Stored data
--- start ---
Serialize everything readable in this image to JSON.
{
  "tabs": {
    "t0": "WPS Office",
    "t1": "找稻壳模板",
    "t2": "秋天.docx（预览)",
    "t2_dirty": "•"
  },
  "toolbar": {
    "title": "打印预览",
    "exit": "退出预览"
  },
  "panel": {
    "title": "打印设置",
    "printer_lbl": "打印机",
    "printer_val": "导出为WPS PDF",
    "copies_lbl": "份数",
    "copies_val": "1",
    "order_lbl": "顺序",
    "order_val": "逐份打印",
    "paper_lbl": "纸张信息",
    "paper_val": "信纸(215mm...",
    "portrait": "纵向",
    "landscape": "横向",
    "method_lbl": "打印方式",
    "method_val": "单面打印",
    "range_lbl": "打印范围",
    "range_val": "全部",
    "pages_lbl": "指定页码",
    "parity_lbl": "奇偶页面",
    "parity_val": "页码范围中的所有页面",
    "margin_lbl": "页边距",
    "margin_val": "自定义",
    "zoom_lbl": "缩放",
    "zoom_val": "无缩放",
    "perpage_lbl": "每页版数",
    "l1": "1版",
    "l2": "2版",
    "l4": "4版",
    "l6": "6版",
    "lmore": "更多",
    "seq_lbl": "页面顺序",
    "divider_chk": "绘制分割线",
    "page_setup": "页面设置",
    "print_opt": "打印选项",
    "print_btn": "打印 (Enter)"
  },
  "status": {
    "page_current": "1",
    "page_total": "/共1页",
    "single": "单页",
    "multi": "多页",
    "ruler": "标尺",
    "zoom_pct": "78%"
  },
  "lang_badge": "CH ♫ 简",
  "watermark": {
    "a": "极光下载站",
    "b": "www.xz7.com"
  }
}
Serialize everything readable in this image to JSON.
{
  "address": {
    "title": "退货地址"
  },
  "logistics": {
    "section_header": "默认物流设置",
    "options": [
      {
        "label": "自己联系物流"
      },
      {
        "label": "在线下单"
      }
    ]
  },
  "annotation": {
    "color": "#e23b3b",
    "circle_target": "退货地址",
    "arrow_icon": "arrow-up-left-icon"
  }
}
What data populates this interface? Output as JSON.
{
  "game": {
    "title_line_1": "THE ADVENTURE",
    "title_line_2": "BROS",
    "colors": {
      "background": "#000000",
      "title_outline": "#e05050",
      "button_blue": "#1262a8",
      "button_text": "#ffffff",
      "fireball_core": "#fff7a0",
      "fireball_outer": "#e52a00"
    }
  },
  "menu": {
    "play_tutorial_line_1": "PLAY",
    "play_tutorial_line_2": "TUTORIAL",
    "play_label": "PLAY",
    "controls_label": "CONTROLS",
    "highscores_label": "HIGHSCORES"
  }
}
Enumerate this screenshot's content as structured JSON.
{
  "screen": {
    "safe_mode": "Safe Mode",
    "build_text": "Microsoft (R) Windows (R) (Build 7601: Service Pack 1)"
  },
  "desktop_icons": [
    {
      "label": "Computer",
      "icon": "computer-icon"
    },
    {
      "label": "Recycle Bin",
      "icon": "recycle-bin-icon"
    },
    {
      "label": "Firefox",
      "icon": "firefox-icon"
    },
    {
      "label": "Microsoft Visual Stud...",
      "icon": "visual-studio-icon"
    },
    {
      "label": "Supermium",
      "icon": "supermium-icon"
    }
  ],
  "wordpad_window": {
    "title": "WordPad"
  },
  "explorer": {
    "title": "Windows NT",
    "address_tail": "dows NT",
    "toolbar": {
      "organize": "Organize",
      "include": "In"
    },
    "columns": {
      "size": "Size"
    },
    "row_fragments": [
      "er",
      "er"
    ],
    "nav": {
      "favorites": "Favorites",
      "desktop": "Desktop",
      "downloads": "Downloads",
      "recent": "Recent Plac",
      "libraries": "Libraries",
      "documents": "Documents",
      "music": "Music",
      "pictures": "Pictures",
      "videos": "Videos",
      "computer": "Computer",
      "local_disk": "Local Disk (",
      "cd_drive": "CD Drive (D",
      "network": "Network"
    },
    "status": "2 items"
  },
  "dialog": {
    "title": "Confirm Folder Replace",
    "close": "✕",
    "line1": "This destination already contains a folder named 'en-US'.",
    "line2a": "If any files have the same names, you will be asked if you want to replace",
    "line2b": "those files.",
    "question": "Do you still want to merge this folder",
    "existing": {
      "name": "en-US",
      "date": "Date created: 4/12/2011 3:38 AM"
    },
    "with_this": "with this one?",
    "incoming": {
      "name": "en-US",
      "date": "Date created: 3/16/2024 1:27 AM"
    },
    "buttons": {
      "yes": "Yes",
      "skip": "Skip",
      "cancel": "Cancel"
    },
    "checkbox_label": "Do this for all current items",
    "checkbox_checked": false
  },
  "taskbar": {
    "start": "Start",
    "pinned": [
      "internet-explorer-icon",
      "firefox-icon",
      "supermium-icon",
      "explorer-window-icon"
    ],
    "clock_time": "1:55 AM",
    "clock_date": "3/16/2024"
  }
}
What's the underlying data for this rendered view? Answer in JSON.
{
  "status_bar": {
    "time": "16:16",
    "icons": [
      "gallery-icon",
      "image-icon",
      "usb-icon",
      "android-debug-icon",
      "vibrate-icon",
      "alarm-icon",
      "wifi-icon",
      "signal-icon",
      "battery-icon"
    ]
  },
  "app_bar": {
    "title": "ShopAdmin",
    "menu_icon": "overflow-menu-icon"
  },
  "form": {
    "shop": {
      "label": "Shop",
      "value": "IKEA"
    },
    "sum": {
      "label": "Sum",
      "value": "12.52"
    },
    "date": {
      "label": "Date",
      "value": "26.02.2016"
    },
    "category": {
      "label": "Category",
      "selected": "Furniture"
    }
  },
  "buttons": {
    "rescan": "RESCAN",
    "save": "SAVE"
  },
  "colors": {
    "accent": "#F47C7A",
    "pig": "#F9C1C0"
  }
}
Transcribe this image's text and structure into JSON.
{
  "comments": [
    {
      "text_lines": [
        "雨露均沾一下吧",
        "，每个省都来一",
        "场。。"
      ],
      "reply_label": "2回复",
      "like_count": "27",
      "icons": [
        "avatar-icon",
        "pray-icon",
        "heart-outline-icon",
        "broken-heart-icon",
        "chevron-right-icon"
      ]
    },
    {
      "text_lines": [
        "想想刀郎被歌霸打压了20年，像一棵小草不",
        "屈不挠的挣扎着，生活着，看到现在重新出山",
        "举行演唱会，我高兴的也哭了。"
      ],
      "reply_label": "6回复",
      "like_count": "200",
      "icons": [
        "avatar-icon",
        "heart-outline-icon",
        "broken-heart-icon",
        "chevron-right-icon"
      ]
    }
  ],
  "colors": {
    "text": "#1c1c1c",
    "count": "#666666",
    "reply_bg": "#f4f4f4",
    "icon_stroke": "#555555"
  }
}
--- end ---
**Work to complete:**
Identify the lines in the entries that hold "Windows" and return each one.

**Task response:**
    "build_text": "Microsoft (R) Windows (R) (Build 7601: Service Pack 1)"
    "title": "Windows NT",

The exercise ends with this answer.